(Stored data)
-- START --
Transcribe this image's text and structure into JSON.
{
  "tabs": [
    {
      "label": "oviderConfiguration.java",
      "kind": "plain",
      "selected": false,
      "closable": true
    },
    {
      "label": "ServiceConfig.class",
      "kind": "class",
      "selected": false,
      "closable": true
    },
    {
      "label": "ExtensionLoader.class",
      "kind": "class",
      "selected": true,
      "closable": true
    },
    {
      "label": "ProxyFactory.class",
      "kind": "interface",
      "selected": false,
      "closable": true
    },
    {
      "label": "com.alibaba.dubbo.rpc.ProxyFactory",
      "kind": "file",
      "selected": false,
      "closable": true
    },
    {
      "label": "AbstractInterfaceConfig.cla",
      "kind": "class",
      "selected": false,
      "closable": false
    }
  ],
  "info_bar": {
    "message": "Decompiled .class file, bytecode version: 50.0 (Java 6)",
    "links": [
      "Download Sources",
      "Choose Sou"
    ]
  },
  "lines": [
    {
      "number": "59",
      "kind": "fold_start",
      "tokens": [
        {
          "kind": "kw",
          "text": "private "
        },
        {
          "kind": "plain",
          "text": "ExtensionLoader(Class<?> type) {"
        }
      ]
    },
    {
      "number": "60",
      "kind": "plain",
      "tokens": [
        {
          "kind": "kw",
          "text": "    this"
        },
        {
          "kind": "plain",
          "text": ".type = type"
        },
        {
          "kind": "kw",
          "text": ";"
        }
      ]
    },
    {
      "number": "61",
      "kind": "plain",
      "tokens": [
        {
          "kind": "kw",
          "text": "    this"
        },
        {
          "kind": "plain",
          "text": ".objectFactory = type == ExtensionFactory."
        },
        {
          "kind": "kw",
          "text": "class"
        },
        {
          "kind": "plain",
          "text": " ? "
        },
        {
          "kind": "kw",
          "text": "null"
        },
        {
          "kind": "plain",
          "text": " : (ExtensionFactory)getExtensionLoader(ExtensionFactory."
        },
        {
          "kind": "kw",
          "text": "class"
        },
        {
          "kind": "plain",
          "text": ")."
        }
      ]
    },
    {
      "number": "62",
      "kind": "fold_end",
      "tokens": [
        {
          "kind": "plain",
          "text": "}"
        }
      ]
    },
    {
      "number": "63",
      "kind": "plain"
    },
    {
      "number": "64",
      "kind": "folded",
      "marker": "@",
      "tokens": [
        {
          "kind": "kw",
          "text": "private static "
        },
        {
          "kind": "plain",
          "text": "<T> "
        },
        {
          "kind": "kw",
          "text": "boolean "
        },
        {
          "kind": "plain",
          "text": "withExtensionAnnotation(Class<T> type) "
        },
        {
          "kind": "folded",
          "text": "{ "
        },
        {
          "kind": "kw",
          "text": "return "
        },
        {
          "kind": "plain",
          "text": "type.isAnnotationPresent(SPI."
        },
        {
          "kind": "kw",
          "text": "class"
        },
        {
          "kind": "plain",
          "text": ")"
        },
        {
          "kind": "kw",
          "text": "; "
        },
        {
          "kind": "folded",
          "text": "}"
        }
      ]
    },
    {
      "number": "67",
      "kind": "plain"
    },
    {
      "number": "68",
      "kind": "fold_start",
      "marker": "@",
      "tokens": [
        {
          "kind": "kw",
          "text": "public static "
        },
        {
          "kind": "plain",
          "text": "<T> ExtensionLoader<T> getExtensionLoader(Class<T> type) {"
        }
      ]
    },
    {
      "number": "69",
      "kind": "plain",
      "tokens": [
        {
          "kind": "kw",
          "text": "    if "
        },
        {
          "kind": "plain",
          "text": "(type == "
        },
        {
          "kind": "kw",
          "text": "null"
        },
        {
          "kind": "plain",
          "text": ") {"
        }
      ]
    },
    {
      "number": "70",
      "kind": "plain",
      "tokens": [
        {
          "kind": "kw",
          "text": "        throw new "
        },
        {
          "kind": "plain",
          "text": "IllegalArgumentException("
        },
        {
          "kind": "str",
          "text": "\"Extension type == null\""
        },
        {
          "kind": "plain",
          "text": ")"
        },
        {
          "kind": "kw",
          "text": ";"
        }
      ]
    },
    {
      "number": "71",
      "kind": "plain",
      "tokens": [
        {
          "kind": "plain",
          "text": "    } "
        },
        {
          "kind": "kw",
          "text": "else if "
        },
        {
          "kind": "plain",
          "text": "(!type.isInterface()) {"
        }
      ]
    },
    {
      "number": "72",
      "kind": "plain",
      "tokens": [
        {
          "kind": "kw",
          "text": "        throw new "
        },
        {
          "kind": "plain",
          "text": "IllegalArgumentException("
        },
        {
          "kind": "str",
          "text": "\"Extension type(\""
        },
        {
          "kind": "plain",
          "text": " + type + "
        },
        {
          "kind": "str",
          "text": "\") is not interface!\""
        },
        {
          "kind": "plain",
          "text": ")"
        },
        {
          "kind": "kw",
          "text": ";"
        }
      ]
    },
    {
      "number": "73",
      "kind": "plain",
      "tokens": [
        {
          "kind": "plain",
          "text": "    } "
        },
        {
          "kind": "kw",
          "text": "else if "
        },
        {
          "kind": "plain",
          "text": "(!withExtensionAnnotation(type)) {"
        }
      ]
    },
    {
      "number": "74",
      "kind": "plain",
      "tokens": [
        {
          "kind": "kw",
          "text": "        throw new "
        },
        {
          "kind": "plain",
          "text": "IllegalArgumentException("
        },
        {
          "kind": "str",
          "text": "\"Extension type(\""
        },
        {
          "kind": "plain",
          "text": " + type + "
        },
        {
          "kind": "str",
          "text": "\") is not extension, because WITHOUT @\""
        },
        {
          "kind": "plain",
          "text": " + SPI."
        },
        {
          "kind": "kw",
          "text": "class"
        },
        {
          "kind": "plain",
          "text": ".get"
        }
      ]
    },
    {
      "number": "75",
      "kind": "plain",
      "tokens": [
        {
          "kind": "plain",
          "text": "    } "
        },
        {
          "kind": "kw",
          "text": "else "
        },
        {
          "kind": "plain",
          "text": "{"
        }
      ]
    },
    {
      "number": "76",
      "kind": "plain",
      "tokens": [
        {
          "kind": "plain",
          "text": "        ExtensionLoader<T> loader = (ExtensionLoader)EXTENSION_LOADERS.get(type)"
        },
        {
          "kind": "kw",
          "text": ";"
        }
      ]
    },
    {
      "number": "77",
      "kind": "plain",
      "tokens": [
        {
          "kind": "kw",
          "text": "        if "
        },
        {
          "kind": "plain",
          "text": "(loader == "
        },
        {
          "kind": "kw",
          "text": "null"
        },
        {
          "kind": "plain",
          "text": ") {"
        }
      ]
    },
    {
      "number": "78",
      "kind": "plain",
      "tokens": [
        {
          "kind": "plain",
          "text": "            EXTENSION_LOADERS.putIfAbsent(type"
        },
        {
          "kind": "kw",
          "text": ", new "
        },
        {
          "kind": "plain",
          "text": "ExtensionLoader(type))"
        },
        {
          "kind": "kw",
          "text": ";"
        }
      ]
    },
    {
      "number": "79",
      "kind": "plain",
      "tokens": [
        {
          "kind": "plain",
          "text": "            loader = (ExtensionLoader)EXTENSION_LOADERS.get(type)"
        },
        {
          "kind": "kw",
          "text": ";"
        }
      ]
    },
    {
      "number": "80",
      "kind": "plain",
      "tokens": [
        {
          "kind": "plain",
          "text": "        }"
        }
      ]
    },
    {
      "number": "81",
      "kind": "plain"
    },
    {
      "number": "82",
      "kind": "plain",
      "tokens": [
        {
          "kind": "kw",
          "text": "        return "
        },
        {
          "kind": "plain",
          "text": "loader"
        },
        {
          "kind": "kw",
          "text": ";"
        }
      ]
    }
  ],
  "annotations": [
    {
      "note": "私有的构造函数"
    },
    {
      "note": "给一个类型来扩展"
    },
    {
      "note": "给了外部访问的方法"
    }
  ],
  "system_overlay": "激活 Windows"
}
-- END --
**Stated exercise:**
Select every line where the word "static" occurs.

**Solution to this task:**
          "text": "private static "
          "text": "public static "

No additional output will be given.